§ TASK INSTRUCTIONS: Each record needs to be echoed exactly; can you do that?

§ MATERIAL PROVIDED:
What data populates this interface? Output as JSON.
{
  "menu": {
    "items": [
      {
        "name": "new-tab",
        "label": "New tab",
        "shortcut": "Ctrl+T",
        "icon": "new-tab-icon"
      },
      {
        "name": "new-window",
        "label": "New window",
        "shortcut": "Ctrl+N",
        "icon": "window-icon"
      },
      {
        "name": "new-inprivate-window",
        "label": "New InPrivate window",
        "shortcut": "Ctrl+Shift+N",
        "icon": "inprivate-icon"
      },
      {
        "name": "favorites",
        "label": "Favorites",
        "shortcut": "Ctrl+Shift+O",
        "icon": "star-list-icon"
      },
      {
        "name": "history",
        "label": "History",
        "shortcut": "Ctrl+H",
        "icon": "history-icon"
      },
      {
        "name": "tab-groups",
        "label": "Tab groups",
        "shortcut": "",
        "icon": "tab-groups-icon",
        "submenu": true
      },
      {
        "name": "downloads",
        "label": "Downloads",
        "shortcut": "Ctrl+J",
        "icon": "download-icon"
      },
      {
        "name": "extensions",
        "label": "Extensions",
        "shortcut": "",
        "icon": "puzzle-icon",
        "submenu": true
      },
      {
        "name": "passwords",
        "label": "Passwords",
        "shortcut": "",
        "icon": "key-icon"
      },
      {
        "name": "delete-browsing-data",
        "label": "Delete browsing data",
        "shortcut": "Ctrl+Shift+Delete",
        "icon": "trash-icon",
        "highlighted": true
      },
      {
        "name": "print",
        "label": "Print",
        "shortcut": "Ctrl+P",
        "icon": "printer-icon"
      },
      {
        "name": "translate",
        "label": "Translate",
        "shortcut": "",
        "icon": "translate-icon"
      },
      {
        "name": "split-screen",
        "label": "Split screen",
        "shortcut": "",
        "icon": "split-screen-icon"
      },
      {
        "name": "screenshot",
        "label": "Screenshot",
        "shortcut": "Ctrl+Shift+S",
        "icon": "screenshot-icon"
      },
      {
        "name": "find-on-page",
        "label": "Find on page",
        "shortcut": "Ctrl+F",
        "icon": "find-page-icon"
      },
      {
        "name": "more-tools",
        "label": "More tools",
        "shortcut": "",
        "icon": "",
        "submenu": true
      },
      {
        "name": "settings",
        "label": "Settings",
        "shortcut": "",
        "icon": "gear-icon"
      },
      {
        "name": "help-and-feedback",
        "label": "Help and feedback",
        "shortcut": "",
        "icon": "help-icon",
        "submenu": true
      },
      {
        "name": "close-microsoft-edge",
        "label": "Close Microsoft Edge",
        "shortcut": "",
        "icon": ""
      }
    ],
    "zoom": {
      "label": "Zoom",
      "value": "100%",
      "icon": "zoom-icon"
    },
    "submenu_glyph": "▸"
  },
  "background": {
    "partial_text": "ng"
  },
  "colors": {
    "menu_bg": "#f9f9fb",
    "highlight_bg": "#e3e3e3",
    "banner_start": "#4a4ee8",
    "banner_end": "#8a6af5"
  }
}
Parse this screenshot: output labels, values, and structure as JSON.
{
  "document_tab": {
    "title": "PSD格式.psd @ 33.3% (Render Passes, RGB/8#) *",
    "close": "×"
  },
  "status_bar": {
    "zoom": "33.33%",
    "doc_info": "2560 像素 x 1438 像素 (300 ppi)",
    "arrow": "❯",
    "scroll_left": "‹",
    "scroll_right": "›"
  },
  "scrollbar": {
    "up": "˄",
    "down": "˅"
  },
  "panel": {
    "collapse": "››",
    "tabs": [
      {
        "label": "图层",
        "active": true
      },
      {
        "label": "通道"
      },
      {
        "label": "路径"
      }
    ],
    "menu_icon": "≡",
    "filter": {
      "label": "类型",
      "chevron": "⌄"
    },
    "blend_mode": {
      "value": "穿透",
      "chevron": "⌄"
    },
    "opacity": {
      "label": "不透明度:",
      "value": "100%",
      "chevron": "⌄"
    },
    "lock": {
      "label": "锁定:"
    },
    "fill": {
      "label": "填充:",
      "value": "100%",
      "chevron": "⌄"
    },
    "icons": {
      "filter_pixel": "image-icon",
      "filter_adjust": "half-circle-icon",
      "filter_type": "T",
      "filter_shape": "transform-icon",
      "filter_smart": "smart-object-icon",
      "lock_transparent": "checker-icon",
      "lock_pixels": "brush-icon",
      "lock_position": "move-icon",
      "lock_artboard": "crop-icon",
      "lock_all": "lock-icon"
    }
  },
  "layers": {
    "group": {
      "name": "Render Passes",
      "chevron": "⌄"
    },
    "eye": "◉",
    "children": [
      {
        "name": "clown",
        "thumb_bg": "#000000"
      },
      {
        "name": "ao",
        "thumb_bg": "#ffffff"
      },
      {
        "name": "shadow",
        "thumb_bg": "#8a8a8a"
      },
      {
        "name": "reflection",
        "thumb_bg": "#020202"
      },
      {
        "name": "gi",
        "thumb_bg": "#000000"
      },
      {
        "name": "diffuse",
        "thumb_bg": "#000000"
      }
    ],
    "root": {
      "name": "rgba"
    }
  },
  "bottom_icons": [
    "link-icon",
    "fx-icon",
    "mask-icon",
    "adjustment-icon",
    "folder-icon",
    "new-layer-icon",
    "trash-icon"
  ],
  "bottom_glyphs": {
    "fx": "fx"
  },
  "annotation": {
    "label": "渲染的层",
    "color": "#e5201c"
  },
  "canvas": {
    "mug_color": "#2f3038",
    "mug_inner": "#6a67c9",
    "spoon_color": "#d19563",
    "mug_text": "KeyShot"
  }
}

§ SOLUTION TO THE EXERCISE:
What data populates this interface? Output as JSON.
{
  "menu": {
    "items": [
      {
        "name": "new-tab",
        "label": "New tab",
        "shortcut": "Ctrl+T",
        "icon": "new-tab-icon"
      },
      {
        "name": "new-window",
        "label": "New window",
        "shortcut": "Ctrl+N",
        "icon": "window-icon"
      },
      {
        "name": "new-inprivate-window",
        "label": "New InPrivate window",
        "shortcut": "Ctrl+Shift+N",
        "icon": "inprivate-icon"
      },
      {
        "name": "favorites",
        "label": "Favorites",
        "shortcut": "Ctrl+Shift+O",
        "icon": "star-list-icon"
      },
      {
        "name": "history",
        "label": "History",
        "shortcut": "Ctrl+H",
        "icon": "history-icon"
      },
      {
        "name": "tab-groups",
        "label": "Tab groups",
        "shortcut": "",
        "icon": "tab-groups-icon",
        "submenu": true
      },
      {
        "name": "downloads",
        "label": "Downloads",
        "shortcut": "Ctrl+J",
        "icon": "download-icon"
      },
      {
        "name": "extensions",
        "label": "Extensions",
        "shortcut": "",
        "icon": "puzzle-icon",
        "submenu": true
      },
      {
        "name": "passwords",
        "label": "Passwords",
        "shortcut": "",
        "icon": "key-icon"
      },
      {
        "name": "delete-browsing-data",
        "label": "Delete browsing data",
        "shortcut": "Ctrl+Shift+Delete",
        "icon": "trash-icon",
        "highlighted": true
      },
      {
        "name": "print",
        "label": "Print",
        "shortcut": "Ctrl+P",
        "icon": "printer-icon"
      },
      {
        "name": "translate",
        "label": "Translate",
        "shortcut": "",
        "icon": "translate-icon"
      },
      {
        "name": "split-screen",
        "label": "Split screen",
        "shortcut": "",
        "icon": "split-screen-icon"
      },
      {
        "name": "screenshot",
        "label": "Screenshot",
        "shortcut": "Ctrl+Shift+S",
        "icon": "screenshot-icon"
      },
      {
        "name": "find-on-page",
        "label": "Find on page",
        "shortcut": "Ctrl+F",
        "icon": "find-page-icon"
      },
      {
        "name": "more-tools",
        "label": "More tools",
        "shortcut": "",
        "icon": "",
        "submenu": true
      },
      {
        "name": "settings",
        "label": "Settings",
        "shortcut": "",
        "icon": "gear-icon"
      },
      {
        "name": "help-and-feedback",
        "label": "Help and feedback",
        "shortcut": "",
        "icon": "help-icon",
        "submenu": true
      },
      {
        "name": "close-microsoft-edge",
        "label": "Close Microsoft Edge",
        "shortcut": "",
        "icon": ""
      }
    ],
    "zoom": {
      "label": "Zoom",
      "value": "100%",
      "icon": "zoom-icon"
    },
    "submenu_glyph": "▸"
  },
  "background": {
    "partial_text": "ng"
  },
  "colors": {
    "menu_bg": "#f9f9fb",
    "highlight_bg": "#e3e3e3",
    "banner_start": "#4a4ee8",
    "banner_end": "#8a6af5"
  }
}
Parse this screenshot: output labels, values, and structure as JSON.
{
  "document_tab": {
    "title": "PSD格式.psd @ 33.3% (Render Passes, RGB/8#) *",
    "close": "×"
  },
  "status_bar": {
    "zoom": "33.33%",
    "doc_info": "2560 像素 x 1438 像素 (300 ppi)",
    "arrow": "❯",
    "scroll_left": "‹",
    "scroll_right": "›"
  },
  "scrollbar": {
    "up": "˄",
    "down": "˅"
  },
  "panel": {
    "collapse": "››",
    "tabs": [
      {
        "label": "图层",
        "active": true
      },
      {
        "label": "通道"
      },
      {
        "label": "路径"
      }
    ],
    "menu_icon": "≡",
    "filter": {
      "label": "类型",
      "chevron": "⌄"
    },
    "blend_mode": {
      "value": "穿透",
      "chevron": "⌄"
    },
    "opacity": {
      "label": "不透明度:",
      "value": "100%",
      "chevron": "⌄"
    },
    "lock": {
      "label": "锁定:"
    },
    "fill": {
      "label": "填充:",
      "value": "100%",
      "chevron": "⌄"
    },
    "icons": {
      "filter_pixel": "image-icon",
      "filter_adjust": "half-circle-icon",
      "filter_type": "T",
      "filter_shape": "transform-icon",
      "filter_smart": "smart-object-icon",
      "lock_transparent": "checker-icon",
      "lock_pixels": "brush-icon",
      "lock_position": "move-icon",
      "lock_artboard": "crop-icon",
      "lock_all": "lock-icon"
    }
  },
  "layers": {
    "group": {
      "name": "Render Passes",
      "chevron": "⌄"
    },
    "eye": "◉",
    "children": [
      {
        "name": "clown",
        "thumb_bg": "#000000"
      },
      {
        "name": "ao",
        "thumb_bg": "#ffffff"
      },
      {
        "name": "shadow",
        "thumb_bg": "#8a8a8a"
      },
      {
        "name": "reflection",
        "thumb_bg": "#020202"
      },
      {
        "name": "gi",
        "thumb_bg": "#000000"
      },
      {
        "name": "diffuse",
        "thumb_bg": "#000000"
      }
    ],
    "root": {
      "name": "rgba"
    }
  },
  "bottom_icons": [
    "link-icon",
    "fx-icon",
    "mask-icon",
    "adjustment-icon",
    "folder-icon",
    "new-layer-icon",
    "trash-icon"
  ],
  "bottom_glyphs": {
    "fx": "fx"
  },
  "annotation": {
    "label": "渲染的层",
    "color": "#e5201c"
  },
  "canvas": {
    "mug_color": "#2f3038",
    "mug_inner": "#6a67c9",
    "spoon_color": "#d19563",
    "mug_text": "KeyShot"
  }
}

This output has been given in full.